Data entries for graphics
★ ★ ★ ★
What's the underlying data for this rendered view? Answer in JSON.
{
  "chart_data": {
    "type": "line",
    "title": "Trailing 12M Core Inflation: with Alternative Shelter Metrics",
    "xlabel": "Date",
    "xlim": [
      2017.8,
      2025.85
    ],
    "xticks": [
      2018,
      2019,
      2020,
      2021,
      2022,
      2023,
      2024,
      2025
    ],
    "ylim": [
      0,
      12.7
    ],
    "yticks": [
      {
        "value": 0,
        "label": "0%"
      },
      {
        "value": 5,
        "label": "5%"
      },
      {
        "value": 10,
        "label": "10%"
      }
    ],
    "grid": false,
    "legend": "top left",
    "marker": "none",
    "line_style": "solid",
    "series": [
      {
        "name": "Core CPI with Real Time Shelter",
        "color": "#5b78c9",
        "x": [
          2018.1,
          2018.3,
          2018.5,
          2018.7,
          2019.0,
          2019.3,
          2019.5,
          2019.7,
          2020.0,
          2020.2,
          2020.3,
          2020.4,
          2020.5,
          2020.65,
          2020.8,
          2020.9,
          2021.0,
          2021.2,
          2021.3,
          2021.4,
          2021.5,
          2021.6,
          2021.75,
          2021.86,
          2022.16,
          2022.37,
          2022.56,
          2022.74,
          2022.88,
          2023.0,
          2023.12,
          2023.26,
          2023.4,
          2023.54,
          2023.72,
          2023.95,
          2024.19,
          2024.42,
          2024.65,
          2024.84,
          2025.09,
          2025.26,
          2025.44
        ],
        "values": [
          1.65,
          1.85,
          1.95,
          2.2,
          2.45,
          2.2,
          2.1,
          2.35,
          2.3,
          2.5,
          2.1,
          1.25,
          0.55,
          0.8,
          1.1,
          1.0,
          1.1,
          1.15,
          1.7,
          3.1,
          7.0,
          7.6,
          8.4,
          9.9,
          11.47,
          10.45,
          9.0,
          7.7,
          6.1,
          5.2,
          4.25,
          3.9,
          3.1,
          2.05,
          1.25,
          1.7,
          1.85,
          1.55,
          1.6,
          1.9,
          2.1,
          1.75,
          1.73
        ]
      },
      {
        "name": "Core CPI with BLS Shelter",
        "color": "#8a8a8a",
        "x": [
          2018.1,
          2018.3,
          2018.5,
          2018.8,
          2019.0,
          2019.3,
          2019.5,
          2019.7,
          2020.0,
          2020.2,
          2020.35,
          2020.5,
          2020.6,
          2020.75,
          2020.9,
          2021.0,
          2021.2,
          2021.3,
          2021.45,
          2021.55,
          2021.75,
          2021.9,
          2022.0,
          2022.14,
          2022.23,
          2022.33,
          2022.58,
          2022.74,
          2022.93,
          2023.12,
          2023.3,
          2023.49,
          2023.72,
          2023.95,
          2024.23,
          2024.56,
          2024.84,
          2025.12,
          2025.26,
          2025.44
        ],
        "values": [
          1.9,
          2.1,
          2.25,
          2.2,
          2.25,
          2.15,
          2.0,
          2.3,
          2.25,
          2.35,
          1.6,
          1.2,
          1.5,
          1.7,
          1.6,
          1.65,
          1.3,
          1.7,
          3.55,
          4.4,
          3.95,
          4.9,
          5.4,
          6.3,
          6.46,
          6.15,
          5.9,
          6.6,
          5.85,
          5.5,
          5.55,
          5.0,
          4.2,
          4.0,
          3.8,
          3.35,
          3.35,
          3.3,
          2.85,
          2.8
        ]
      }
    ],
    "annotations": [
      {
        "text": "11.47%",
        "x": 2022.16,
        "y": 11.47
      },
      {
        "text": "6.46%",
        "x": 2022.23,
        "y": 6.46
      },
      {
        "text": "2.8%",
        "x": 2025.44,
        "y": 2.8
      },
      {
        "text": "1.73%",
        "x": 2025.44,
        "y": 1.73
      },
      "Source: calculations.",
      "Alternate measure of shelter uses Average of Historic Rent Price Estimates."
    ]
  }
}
★ ★ ★ ★
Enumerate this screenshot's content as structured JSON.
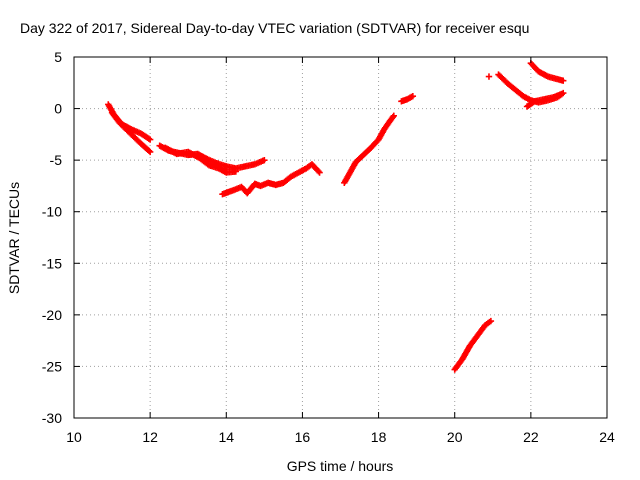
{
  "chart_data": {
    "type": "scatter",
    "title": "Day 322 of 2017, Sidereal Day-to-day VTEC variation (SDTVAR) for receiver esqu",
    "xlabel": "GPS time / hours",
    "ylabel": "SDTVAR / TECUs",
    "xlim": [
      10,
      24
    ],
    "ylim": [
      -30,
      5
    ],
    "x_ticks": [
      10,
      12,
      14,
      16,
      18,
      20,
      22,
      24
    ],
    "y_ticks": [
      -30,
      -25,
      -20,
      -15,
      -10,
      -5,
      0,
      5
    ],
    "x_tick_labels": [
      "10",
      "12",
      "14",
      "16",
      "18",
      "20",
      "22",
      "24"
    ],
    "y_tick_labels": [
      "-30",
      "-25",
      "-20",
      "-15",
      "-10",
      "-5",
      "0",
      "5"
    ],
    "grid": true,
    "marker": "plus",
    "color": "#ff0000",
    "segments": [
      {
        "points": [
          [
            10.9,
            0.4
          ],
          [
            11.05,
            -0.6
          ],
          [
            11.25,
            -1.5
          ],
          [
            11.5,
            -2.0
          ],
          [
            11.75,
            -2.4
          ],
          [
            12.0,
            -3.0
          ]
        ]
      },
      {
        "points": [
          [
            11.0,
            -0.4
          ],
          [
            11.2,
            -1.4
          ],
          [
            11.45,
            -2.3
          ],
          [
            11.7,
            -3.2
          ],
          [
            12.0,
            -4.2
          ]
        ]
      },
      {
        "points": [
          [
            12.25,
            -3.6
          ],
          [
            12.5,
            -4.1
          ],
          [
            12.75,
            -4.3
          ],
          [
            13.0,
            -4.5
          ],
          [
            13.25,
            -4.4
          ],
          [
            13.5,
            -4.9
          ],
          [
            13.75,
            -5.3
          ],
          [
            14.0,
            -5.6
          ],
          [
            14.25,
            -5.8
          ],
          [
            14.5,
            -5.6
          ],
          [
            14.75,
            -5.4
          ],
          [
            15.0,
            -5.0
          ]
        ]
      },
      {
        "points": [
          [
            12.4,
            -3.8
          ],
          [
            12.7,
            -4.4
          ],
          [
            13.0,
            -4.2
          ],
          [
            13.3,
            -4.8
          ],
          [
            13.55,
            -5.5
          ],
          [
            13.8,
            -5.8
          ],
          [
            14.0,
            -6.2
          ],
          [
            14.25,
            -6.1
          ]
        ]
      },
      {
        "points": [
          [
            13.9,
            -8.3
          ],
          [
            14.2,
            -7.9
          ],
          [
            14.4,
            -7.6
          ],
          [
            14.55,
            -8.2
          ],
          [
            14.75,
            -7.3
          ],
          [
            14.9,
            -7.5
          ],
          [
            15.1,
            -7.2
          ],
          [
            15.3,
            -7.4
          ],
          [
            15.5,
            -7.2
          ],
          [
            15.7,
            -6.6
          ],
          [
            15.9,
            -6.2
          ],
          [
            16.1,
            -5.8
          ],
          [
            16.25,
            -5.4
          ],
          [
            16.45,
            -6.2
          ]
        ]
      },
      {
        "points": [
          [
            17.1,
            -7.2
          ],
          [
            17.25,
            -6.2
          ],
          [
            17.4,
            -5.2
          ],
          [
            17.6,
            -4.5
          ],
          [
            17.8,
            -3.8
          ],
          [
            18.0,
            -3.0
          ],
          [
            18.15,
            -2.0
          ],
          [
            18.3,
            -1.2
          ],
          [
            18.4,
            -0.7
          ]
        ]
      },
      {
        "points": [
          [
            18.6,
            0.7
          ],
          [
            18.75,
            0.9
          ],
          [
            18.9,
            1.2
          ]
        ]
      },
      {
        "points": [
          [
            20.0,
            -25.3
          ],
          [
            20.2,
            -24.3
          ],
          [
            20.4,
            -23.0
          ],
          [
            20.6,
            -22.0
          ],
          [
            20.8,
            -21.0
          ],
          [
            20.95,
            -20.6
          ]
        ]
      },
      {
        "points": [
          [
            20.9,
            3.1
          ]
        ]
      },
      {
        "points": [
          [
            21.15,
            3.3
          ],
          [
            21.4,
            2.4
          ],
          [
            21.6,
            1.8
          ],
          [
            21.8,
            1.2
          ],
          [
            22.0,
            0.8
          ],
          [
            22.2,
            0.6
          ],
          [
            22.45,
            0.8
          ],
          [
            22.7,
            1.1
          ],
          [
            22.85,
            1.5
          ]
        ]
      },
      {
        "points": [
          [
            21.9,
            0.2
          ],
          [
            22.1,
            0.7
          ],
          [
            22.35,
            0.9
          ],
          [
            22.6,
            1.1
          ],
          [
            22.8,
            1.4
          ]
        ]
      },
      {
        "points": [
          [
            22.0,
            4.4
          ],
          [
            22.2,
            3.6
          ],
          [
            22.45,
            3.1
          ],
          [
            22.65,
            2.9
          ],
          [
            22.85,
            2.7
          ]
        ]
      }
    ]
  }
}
★ ★ ★ ★
◆ WORK TO BE COMPLETED ◆
Of the lines above, how many contain the word "JSON"? Provide the number and nothing else.

◆ WORKED ANSWER ◆
2